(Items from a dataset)
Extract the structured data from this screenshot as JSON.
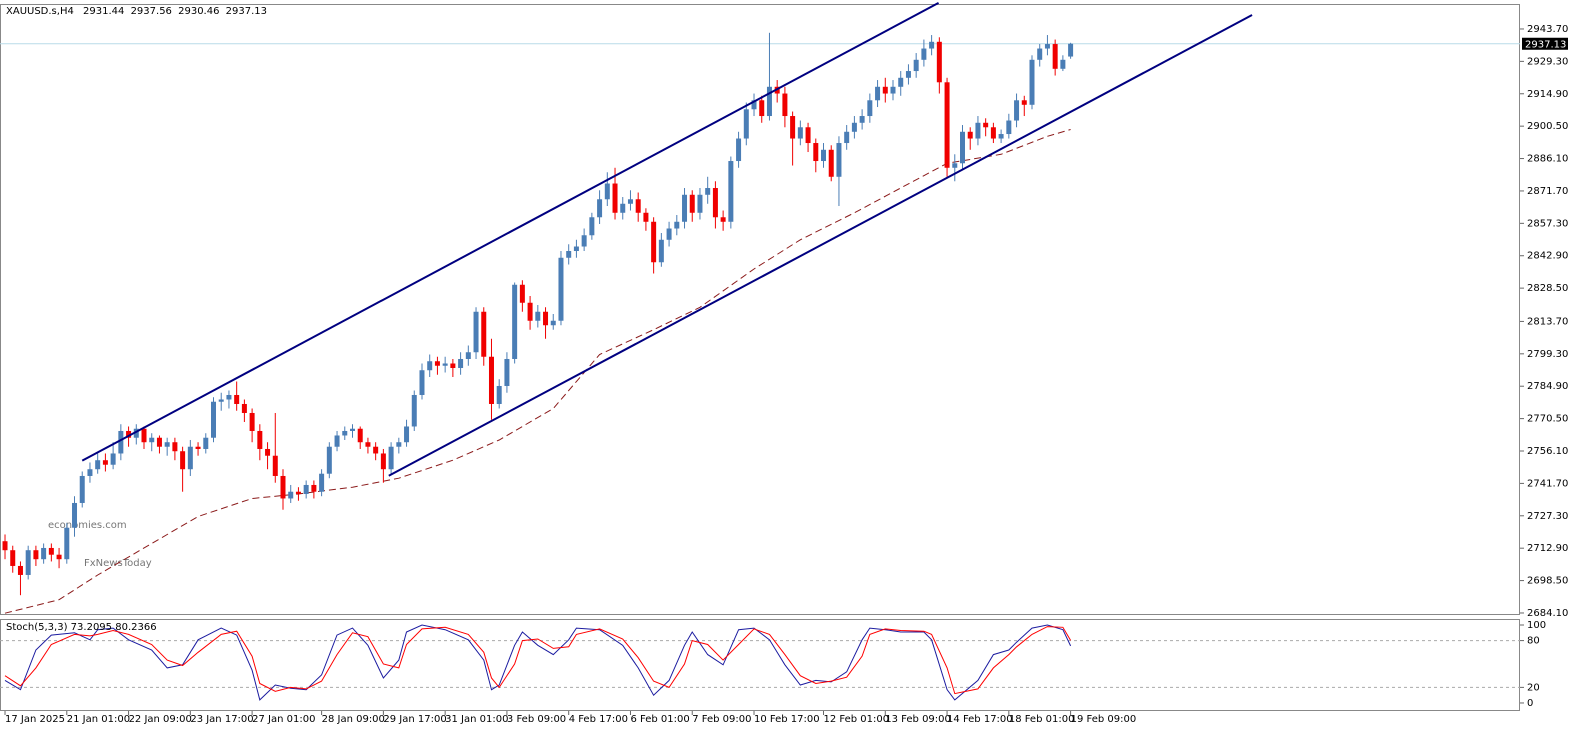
{
  "chart_data": [
    {
      "type": "candlestick",
      "title": "XAUUSD.s,H4",
      "open": [
        2716,
        2712,
        2705,
        2701,
        2712,
        2708,
        2713,
        2710,
        2708,
        2722,
        2733,
        2745,
        2748,
        2752,
        2750,
        2755,
        2765,
        2762,
        2766,
        2760,
        2762,
        2758,
        2760,
        2756,
        2748,
        2758,
        2757,
        2762,
        2778,
        2779,
        2781,
        2777,
        2773,
        2765,
        2757,
        2754,
        2745,
        2735,
        2738,
        2737,
        2741,
        2738,
        2746,
        2758,
        2763,
        2765,
        2766,
        2760,
        2758,
        2755,
        2748,
        2758,
        2760,
        2767,
        2781,
        2792,
        2796,
        2794,
        2795,
        2793,
        2797,
        2800,
        2818,
        2798,
        2777,
        2785,
        2797,
        2830,
        2822,
        2814,
        2818,
        2812,
        2814,
        2842,
        2845,
        2847,
        2852,
        2860,
        2868,
        2875,
        2862,
        2866,
        2868,
        2862,
        2858,
        2840,
        2850,
        2855,
        2858,
        2870,
        2862,
        2870,
        2873,
        2860,
        2858,
        2885,
        2895,
        2908,
        2912,
        2905,
        2918,
        2915,
        2905,
        2895,
        2900,
        2893,
        2885,
        2890,
        2878,
        2893,
        2898,
        2902,
        2905,
        2912,
        2918,
        2915,
        2918,
        2922,
        2925,
        2930,
        2935,
        2938,
        2920,
        2882,
        2884,
        2898,
        2895,
        2902,
        2900,
        2895,
        2897,
        2903,
        2912,
        2910,
        2930,
        2935,
        2937,
        2926,
        2931.44
      ],
      "high": [
        2719,
        2714,
        2707,
        2714,
        2714,
        2715,
        2715,
        2713,
        2724,
        2736,
        2747,
        2751,
        2755,
        2755,
        2760,
        2768,
        2767,
        2768,
        2767,
        2764,
        2763,
        2762,
        2762,
        2758,
        2761,
        2760,
        2764,
        2780,
        2782,
        2783,
        2787,
        2779,
        2775,
        2768,
        2760,
        2773,
        2748,
        2741,
        2740,
        2743,
        2743,
        2748,
        2760,
        2765,
        2767,
        2768,
        2767,
        2762,
        2760,
        2757,
        2760,
        2762,
        2770,
        2783,
        2795,
        2799,
        2798,
        2798,
        2797,
        2800,
        2803,
        2820,
        2820,
        2806,
        2788,
        2800,
        2831,
        2832,
        2825,
        2821,
        2820,
        2817,
        2845,
        2848,
        2850,
        2855,
        2862,
        2872,
        2880,
        2882,
        2869,
        2872,
        2871,
        2864,
        2860,
        2853,
        2858,
        2861,
        2873,
        2872,
        2873,
        2878,
        2876,
        2863,
        2887,
        2898,
        2911,
        2915,
        2914,
        2942,
        2921,
        2918,
        2907,
        2903,
        2902,
        2895,
        2893,
        2892,
        2896,
        2901,
        2905,
        2908,
        2915,
        2921,
        2922,
        2921,
        2925,
        2928,
        2933,
        2939,
        2941,
        2940,
        2922,
        2888,
        2901,
        2900,
        2905,
        2904,
        2902,
        2899,
        2906,
        2915,
        2914,
        2932,
        2937,
        2941,
        2939,
        2932,
        2937.56
      ],
      "low": [
        2708,
        2702,
        2692,
        2699,
        2705,
        2706,
        2707,
        2704,
        2706,
        2718,
        2731,
        2742,
        2746,
        2747,
        2748,
        2752,
        2758,
        2759,
        2757,
        2756,
        2755,
        2754,
        2752,
        2738,
        2745,
        2754,
        2755,
        2760,
        2774,
        2775,
        2774,
        2769,
        2760,
        2752,
        2748,
        2742,
        2730,
        2733,
        2734,
        2735,
        2735,
        2736,
        2744,
        2756,
        2761,
        2762,
        2757,
        2755,
        2752,
        2742,
        2746,
        2755,
        2758,
        2765,
        2779,
        2789,
        2790,
        2791,
        2789,
        2790,
        2794,
        2797,
        2794,
        2770,
        2775,
        2782,
        2795,
        2818,
        2810,
        2811,
        2806,
        2810,
        2812,
        2839,
        2842,
        2845,
        2850,
        2857,
        2865,
        2859,
        2859,
        2863,
        2858,
        2854,
        2835,
        2838,
        2847,
        2852,
        2855,
        2858,
        2859,
        2866,
        2855,
        2854,
        2855,
        2882,
        2892,
        2905,
        2902,
        2903,
        2911,
        2900,
        2883,
        2892,
        2889,
        2880,
        2882,
        2876,
        2865,
        2890,
        2895,
        2899,
        2902,
        2909,
        2911,
        2912,
        2914,
        2919,
        2922,
        2927,
        2932,
        2915,
        2878,
        2876,
        2881,
        2890,
        2892,
        2896,
        2893,
        2893,
        2895,
        2900,
        2905,
        2908,
        2927,
        2932,
        2923,
        2925,
        2930.46
      ],
      "close": [
        2712,
        2705,
        2701,
        2712,
        2708,
        2713,
        2710,
        2708,
        2722,
        2733,
        2745,
        2748,
        2752,
        2750,
        2755,
        2765,
        2762,
        2766,
        2760,
        2762,
        2758,
        2760,
        2756,
        2748,
        2758,
        2757,
        2762,
        2778,
        2779,
        2781,
        2777,
        2773,
        2765,
        2757,
        2754,
        2745,
        2735,
        2738,
        2737,
        2741,
        2738,
        2746,
        2758,
        2763,
        2765,
        2766,
        2760,
        2758,
        2755,
        2748,
        2758,
        2760,
        2767,
        2781,
        2792,
        2796,
        2794,
        2795,
        2793,
        2797,
        2800,
        2818,
        2798,
        2777,
        2785,
        2797,
        2830,
        2822,
        2814,
        2818,
        2812,
        2814,
        2842,
        2845,
        2847,
        2852,
        2860,
        2868,
        2875,
        2862,
        2866,
        2868,
        2862,
        2858,
        2840,
        2850,
        2855,
        2858,
        2870,
        2862,
        2870,
        2873,
        2860,
        2858,
        2885,
        2895,
        2908,
        2912,
        2905,
        2918,
        2915,
        2905,
        2895,
        2900,
        2893,
        2885,
        2890,
        2878,
        2893,
        2898,
        2902,
        2905,
        2912,
        2918,
        2915,
        2918,
        2922,
        2925,
        2930,
        2935,
        2938,
        2920,
        2882,
        2884,
        2898,
        2895,
        2902,
        2900,
        2895,
        2897,
        2903,
        2912,
        2910,
        2930,
        2935,
        2937,
        2926,
        2930,
        2937.13
      ],
      "colors": {
        "up": "#4a7db5",
        "down": "#f00000"
      },
      "xlim": [
        -0.65,
        196.2
      ],
      "ylim": [
        2683.2,
        2954.8
      ],
      "yticks": [
        {
          "value": 2943.7,
          "label": "2943.70"
        },
        {
          "value": 2929.3,
          "label": "2929.30"
        },
        {
          "value": 2914.9,
          "label": "2914.90"
        },
        {
          "value": 2900.5,
          "label": "2900.50"
        },
        {
          "value": 2886.1,
          "label": "2886.10"
        },
        {
          "value": 2871.7,
          "label": "2871.70"
        },
        {
          "value": 2857.3,
          "label": "2857.30"
        },
        {
          "value": 2842.9,
          "label": "2842.90"
        },
        {
          "value": 2828.5,
          "label": "2828.50"
        },
        {
          "value": 2813.7,
          "label": "2813.70"
        },
        {
          "value": 2799.3,
          "label": "2799.30"
        },
        {
          "value": 2784.9,
          "label": "2784.90"
        },
        {
          "value": 2770.5,
          "label": "2770.50"
        },
        {
          "value": 2756.1,
          "label": "2756.10"
        },
        {
          "value": 2741.7,
          "label": "2741.70"
        },
        {
          "value": 2727.3,
          "label": "2727.30"
        },
        {
          "value": 2712.9,
          "label": "2712.90"
        },
        {
          "value": 2698.5,
          "label": "2698.50"
        },
        {
          "value": 2684.1,
          "label": "2684.10"
        }
      ],
      "xticks": [
        {
          "value": 0,
          "label": "17 Jan 2025"
        },
        {
          "value": 8,
          "label": "21 Jan 01:00"
        },
        {
          "value": 16,
          "label": "22 Jan 09:00"
        },
        {
          "value": 24,
          "label": "23 Jan 17:00"
        },
        {
          "value": 32,
          "label": "27 Jan 01:00"
        },
        {
          "value": 41,
          "label": "28 Jan 09:00"
        },
        {
          "value": 49,
          "label": "29 Jan 17:00"
        },
        {
          "value": 57,
          "label": "31 Jan 01:00"
        },
        {
          "value": 65,
          "label": "3 Feb 09:00"
        },
        {
          "value": 73,
          "label": "4 Feb 17:00"
        },
        {
          "value": 81,
          "label": "6 Feb 01:00"
        },
        {
          "value": 89,
          "label": "7 Feb 09:00"
        },
        {
          "value": 97,
          "label": "10 Feb 17:00"
        },
        {
          "value": 106,
          "label": "12 Feb 01:00"
        },
        {
          "value": 114,
          "label": "13 Feb 09:00"
        },
        {
          "value": 122,
          "label": "14 Feb 17:00"
        },
        {
          "value": 130,
          "label": "18 Feb 01:00"
        },
        {
          "value": 138,
          "label": "19 Feb 09:00"
        }
      ],
      "moving_average": {
        "color": "#8b1a1a",
        "x": [
          0,
          7,
          12,
          19,
          25,
          32,
          38,
          45,
          51,
          58,
          64,
          71,
          77,
          84,
          90,
          97,
          103,
          110,
          116,
          122,
          129,
          135,
          138
        ],
        "values": [
          2684,
          2690,
          2701,
          2715,
          2727,
          2735,
          2737,
          2740,
          2744,
          2752,
          2761,
          2775,
          2799,
          2810,
          2820,
          2837,
          2850,
          2862,
          2873,
          2884,
          2888,
          2896,
          2899
        ]
      },
      "trendlines": [
        {
          "color": "#000080",
          "x": [
            10,
            120.9
          ],
          "values": [
            2751.8,
            2955.3
          ]
        },
        {
          "color": "#000080",
          "x": [
            49.7,
            161.5
          ],
          "values": [
            2745.1,
            2949.9
          ]
        }
      ],
      "price_line_color": "#b9dbe8",
      "watermarks": [
        {
          "text": "economies.com",
          "color": "#f2a15f"
        },
        {
          "text": "FxNewsToday",
          "color": "#9a9a9a"
        }
      ]
    },
    {
      "type": "line",
      "title": "Stoch(5,3,3)",
      "x": [
        0,
        2,
        4,
        6,
        9,
        11,
        12,
        14,
        16,
        19,
        21,
        23,
        25,
        28,
        30,
        32,
        33,
        35,
        37,
        39,
        41,
        43,
        45,
        47,
        49,
        51,
        52,
        54,
        57,
        60,
        62,
        63,
        64,
        66,
        67,
        69,
        71,
        73,
        74,
        77,
        80,
        82,
        84,
        86,
        88,
        89,
        91,
        93,
        95,
        97,
        99,
        101,
        103,
        105,
        107,
        109,
        111,
        112,
        114,
        116,
        119,
        120,
        122,
        123,
        126,
        128,
        130,
        131,
        133,
        135,
        137,
        138
      ],
      "series": [
        {
          "color": "#1c1ca0",
          "values": [
            29,
            17,
            68,
            87,
            90,
            81,
            94,
            96,
            81,
            68,
            45,
            49,
            81,
            96,
            87,
            42,
            4,
            23,
            19,
            17,
            36,
            87,
            96,
            74,
            32,
            55,
            91,
            100,
            94,
            81,
            55,
            17,
            23,
            74,
            91,
            74,
            62,
            81,
            96,
            94,
            74,
            45,
            10,
            29,
            74,
            91,
            62,
            49,
            94,
            96,
            81,
            49,
            23,
            29,
            27,
            40,
            81,
            96,
            94,
            91,
            91,
            81,
            17,
            4,
            29,
            62,
            68,
            78,
            96,
            100,
            94,
            73.2095
          ]
        },
        {
          "color": "#ff0000",
          "values": [
            35,
            22,
            45,
            75,
            88,
            86,
            88,
            93,
            88,
            75,
            55,
            48,
            65,
            88,
            92,
            60,
            25,
            15,
            20,
            18,
            28,
            62,
            90,
            85,
            50,
            45,
            75,
            95,
            97,
            88,
            65,
            32,
            20,
            50,
            80,
            82,
            70,
            72,
            88,
            95,
            82,
            58,
            28,
            20,
            50,
            80,
            75,
            55,
            75,
            95,
            88,
            62,
            35,
            25,
            28,
            33,
            60,
            88,
            95,
            93,
            92,
            88,
            45,
            12,
            18,
            45,
            62,
            72,
            88,
            98,
            97,
            80.2366
          ]
        }
      ],
      "ylim": [
        -10.3,
        107.7
      ],
      "yticks": [
        0,
        20,
        80,
        100
      ],
      "levels": [
        20,
        80
      ]
    }
  ]
}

▶ What the exercise asks
In the listing above, find each line with the word "text" and copy it.

▶ Exercise response
          "text": "economies.com",
          "text": "FxNewsToday",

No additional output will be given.